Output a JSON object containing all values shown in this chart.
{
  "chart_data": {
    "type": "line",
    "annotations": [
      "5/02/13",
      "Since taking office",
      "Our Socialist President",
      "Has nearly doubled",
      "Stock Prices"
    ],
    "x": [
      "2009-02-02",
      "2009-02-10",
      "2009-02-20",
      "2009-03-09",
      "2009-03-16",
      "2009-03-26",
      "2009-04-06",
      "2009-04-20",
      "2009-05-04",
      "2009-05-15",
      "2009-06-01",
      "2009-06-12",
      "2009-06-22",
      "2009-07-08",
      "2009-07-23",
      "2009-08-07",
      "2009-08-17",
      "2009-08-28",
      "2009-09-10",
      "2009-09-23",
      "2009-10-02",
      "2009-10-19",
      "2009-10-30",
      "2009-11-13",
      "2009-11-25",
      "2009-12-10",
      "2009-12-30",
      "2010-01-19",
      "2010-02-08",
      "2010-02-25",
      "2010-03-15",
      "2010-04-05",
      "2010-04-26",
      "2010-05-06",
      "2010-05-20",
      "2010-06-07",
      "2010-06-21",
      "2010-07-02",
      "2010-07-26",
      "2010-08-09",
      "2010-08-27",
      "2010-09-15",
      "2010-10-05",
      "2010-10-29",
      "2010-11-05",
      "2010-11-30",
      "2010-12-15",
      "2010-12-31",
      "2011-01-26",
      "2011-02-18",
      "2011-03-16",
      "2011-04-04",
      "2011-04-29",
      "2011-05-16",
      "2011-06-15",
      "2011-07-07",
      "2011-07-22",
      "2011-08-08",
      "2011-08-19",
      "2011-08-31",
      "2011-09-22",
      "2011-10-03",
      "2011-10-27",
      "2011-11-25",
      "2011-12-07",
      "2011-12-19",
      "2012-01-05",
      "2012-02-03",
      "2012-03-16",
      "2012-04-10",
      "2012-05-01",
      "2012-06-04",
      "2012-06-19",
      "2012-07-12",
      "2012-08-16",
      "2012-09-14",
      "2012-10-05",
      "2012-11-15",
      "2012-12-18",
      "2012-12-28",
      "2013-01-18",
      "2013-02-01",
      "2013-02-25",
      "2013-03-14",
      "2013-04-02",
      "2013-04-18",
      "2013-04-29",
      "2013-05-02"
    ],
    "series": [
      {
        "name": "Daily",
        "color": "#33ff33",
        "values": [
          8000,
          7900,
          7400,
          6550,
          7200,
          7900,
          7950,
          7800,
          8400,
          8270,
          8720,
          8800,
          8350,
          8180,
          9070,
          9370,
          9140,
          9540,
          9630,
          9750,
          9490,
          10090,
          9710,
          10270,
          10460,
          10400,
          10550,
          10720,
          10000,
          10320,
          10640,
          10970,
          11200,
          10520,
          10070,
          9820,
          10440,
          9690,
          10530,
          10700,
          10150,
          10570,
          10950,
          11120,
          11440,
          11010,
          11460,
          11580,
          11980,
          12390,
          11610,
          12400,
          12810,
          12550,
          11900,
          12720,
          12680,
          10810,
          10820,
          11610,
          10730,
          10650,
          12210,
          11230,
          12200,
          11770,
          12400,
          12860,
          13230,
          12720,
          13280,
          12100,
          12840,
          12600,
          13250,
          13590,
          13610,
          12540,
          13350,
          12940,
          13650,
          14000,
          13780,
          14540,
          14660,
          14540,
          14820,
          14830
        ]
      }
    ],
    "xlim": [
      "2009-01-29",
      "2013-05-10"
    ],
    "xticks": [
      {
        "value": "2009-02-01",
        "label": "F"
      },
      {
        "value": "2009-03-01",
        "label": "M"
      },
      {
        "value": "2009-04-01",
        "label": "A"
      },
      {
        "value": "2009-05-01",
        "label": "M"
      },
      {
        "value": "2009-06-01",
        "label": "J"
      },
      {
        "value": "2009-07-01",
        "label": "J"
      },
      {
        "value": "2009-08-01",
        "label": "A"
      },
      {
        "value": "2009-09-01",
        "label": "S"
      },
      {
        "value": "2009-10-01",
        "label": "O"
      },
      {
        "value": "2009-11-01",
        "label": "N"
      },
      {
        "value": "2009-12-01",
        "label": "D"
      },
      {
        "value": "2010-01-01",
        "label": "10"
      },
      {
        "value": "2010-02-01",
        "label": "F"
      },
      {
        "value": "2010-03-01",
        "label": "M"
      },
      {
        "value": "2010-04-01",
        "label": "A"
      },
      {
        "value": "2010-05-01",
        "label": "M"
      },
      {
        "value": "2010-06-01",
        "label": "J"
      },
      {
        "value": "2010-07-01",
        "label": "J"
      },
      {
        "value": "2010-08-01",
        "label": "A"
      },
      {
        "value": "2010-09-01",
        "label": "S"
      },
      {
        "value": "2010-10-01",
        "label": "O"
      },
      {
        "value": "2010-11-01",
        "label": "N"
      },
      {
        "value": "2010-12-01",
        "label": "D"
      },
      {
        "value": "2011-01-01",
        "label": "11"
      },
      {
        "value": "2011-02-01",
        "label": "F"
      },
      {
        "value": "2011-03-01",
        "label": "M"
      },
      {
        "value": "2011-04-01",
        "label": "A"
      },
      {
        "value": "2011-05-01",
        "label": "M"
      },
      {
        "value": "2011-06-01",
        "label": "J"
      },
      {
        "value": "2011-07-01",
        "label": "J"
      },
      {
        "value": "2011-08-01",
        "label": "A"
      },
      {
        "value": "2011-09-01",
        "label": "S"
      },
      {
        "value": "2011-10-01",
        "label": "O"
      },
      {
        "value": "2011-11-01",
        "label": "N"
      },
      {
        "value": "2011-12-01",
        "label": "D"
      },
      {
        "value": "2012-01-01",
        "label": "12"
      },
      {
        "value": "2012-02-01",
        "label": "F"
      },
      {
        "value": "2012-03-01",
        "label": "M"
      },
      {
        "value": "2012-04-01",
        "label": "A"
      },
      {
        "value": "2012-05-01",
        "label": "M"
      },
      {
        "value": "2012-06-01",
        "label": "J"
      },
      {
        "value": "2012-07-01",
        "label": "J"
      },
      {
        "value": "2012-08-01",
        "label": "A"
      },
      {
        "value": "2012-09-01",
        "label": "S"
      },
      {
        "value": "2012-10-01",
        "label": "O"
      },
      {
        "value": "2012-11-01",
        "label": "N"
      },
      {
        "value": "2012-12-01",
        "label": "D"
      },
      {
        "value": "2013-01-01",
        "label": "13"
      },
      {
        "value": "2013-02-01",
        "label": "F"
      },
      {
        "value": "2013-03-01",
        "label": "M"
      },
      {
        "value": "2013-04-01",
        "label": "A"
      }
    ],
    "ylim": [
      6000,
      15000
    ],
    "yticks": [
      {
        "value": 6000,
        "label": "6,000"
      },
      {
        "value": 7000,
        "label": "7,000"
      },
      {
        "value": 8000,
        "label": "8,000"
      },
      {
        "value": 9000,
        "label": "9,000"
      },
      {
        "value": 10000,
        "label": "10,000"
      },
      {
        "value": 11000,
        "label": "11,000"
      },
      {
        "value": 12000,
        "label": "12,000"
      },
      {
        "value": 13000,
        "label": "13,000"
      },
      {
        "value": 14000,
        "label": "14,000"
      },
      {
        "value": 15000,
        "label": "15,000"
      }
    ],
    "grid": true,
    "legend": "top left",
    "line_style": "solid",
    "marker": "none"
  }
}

▸ Exercise brief
Extract every record and return it verbatim.

▸ Expected answer
Output a JSON object containing all values shown in this chart.
{
  "chart_data": {
    "type": "line",
    "annotations": [
      "5/02/13",
      "Since taking office",
      "Our Socialist President",
      "Has nearly doubled",
      "Stock Prices"
    ],
    "x": [
      "2009-02-02",
      "2009-02-10",
      "2009-02-20",
      "2009-03-09",
      "2009-03-16",
      "2009-03-26",
      "2009-04-06",
      "2009-04-20",
      "2009-05-04",
      "2009-05-15",
      "2009-06-01",
      "2009-06-12",
      "2009-06-22",
      "2009-07-08",
      "2009-07-23",
      "2009-08-07",
      "2009-08-17",
      "2009-08-28",
      "2009-09-10",
      "2009-09-23",
      "2009-10-02",
      "2009-10-19",
      "2009-10-30",
      "2009-11-13",
      "2009-11-25",
      "2009-12-10",
      "2009-12-30",
      "2010-01-19",
      "2010-02-08",
      "2010-02-25",
      "2010-03-15",
      "2010-04-05",
      "2010-04-26",
      "2010-05-06",
      "2010-05-20",
      "2010-06-07",
      "2010-06-21",
      "2010-07-02",
      "2010-07-26",
      "2010-08-09",
      "2010-08-27",
      "2010-09-15",
      "2010-10-05",
      "2010-10-29",
      "2010-11-05",
      "2010-11-30",
      "2010-12-15",
      "2010-12-31",
      "2011-01-26",
      "2011-02-18",
      "2011-03-16",
      "2011-04-04",
      "2011-04-29",
      "2011-05-16",
      "2011-06-15",
      "2011-07-07",
      "2011-07-22",
      "2011-08-08",
      "2011-08-19",
      "2011-08-31",
      "2011-09-22",
      "2011-10-03",
      "2011-10-27",
      "2011-11-25",
      "2011-12-07",
      "2011-12-19",
      "2012-01-05",
      "2012-02-03",
      "2012-03-16",
      "2012-04-10",
      "2012-05-01",
      "2012-06-04",
      "2012-06-19",
      "2012-07-12",
      "2012-08-16",
      "2012-09-14",
      "2012-10-05",
      "2012-11-15",
      "2012-12-18",
      "2012-12-28",
      "2013-01-18",
      "2013-02-01",
      "2013-02-25",
      "2013-03-14",
      "2013-04-02",
      "2013-04-18",
      "2013-04-29",
      "2013-05-02"
    ],
    "series": [
      {
        "name": "Daily",
        "color": "#33ff33",
        "values": [
          8000,
          7900,
          7400,
          6550,
          7200,
          7900,
          7950,
          7800,
          8400,
          8270,
          8720,
          8800,
          8350,
          8180,
          9070,
          9370,
          9140,
          9540,
          9630,
          9750,
          9490,
          10090,
          9710,
          10270,
          10460,
          10400,
          10550,
          10720,
          10000,
          10320,
          10640,
          10970,
          11200,
          10520,
          10070,
          9820,
          10440,
          9690,
          10530,
          10700,
          10150,
          10570,
          10950,
          11120,
          11440,
          11010,
          11460,
          11580,
          11980,
          12390,
          11610,
          12400,
          12810,
          12550,
          11900,
          12720,
          12680,
          10810,
          10820,
          11610,
          10730,
          10650,
          12210,
          11230,
          12200,
          11770,
          12400,
          12860,
          13230,
          12720,
          13280,
          12100,
          12840,
          12600,
          13250,
          13590,
          13610,
          12540,
          13350,
          12940,
          13650,
          14000,
          13780,
          14540,
          14660,
          14540,
          14820,
          14830
        ]
      }
    ],
    "xlim": [
      "2009-01-29",
      "2013-05-10"
    ],
    "xticks": [
      {
        "value": "2009-02-01",
        "label": "F"
      },
      {
        "value": "2009-03-01",
        "label": "M"
      },
      {
        "value": "2009-04-01",
        "label": "A"
      },
      {
        "value": "2009-05-01",
        "label": "M"
      },
      {
        "value": "2009-06-01",
        "label": "J"
      },
      {
        "value": "2009-07-01",
        "label": "J"
      },
      {
        "value": "2009-08-01",
        "label": "A"
      },
      {
        "value": "2009-09-01",
        "label": "S"
      },
      {
        "value": "2009-10-01",
        "label": "O"
      },
      {
        "value": "2009-11-01",
        "label": "N"
      },
      {
        "value": "2009-12-01",
        "label": "D"
      },
      {
        "value": "2010-01-01",
        "label": "10"
      },
      {
        "value": "2010-02-01",
        "label": "F"
      },
      {
        "value": "2010-03-01",
        "label": "M"
      },
      {
        "value": "2010-04-01",
        "label": "A"
      },
      {
        "value": "2010-05-01",
        "label": "M"
      },
      {
        "value": "2010-06-01",
        "label": "J"
      },
      {
        "value": "2010-07-01",
        "label": "J"
      },
      {
        "value": "2010-08-01",
        "label": "A"
      },
      {
        "value": "2010-09-01",
        "label": "S"
      },
      {
        "value": "2010-10-01",
        "label": "O"
      },
      {
        "value": "2010-11-01",
        "label": "N"
      },
      {
        "value": "2010-12-01",
        "label": "D"
      },
      {
        "value": "2011-01-01",
        "label": "11"
      },
      {
        "value": "2011-02-01",
        "label": "F"
      },
      {
        "value": "2011-03-01",
        "label": "M"
      },
      {
        "value": "2011-04-01",
        "label": "A"
      },
      {
        "value": "2011-05-01",
        "label": "M"
      },
      {
        "value": "2011-06-01",
        "label": "J"
      },
      {
        "value": "2011-07-01",
        "label": "J"
      },
      {
        "value": "2011-08-01",
        "label": "A"
      },
      {
        "value": "2011-09-01",
        "label": "S"
      },
      {
        "value": "2011-10-01",
        "label": "O"
      },
      {
        "value": "2011-11-01",
        "label": "N"
      },
      {
        "value": "2011-12-01",
        "label": "D"
      },
      {
        "value": "2012-01-01",
        "label": "12"
      },
      {
        "value": "2012-02-01",
        "label": "F"
      },
      {
        "value": "2012-03-01",
        "label": "M"
      },
      {
        "value": "2012-04-01",
        "label": "A"
      },
      {
        "value": "2012-05-01",
        "label": "M"
      },
      {
        "value": "2012-06-01",
        "label": "J"
      },
      {
        "value": "2012-07-01",
        "label": "J"
      },
      {
        "value": "2012-08-01",
        "label": "A"
      },
      {
        "value": "2012-09-01",
        "label": "S"
      },
      {
        "value": "2012-10-01",
        "label": "O"
      },
      {
        "value": "2012-11-01",
        "label": "N"
      },
      {
        "value": "2012-12-01",
        "label": "D"
      },
      {
        "value": "2013-01-01",
        "label": "13"
      },
      {
        "value": "2013-02-01",
        "label": "F"
      },
      {
        "value": "2013-03-01",
        "label": "M"
      },
      {
        "value": "2013-04-01",
        "label": "A"
      }
    ],
    "ylim": [
      6000,
      15000
    ],
    "yticks": [
      {
        "value": 6000,
        "label": "6,000"
      },
      {
        "value": 7000,
        "label": "7,000"
      },
      {
        "value": 8000,
        "label": "8,000"
      },
      {
        "value": 9000,
        "label": "9,000"
      },
      {
        "value": 10000,
        "label": "10,000"
      },
      {
        "value": 11000,
        "label": "11,000"
      },
      {
        "value": 12000,
        "label": "12,000"
      },
      {
        "value": 13000,
        "label": "13,000"
      },
      {
        "value": 14000,
        "label": "14,000"
      },
      {
        "value": 15000,
        "label": "15,000"
      }
    ],
    "grid": true,
    "legend": "top left",
    "line_style": "solid",
    "marker": "none"
  }
}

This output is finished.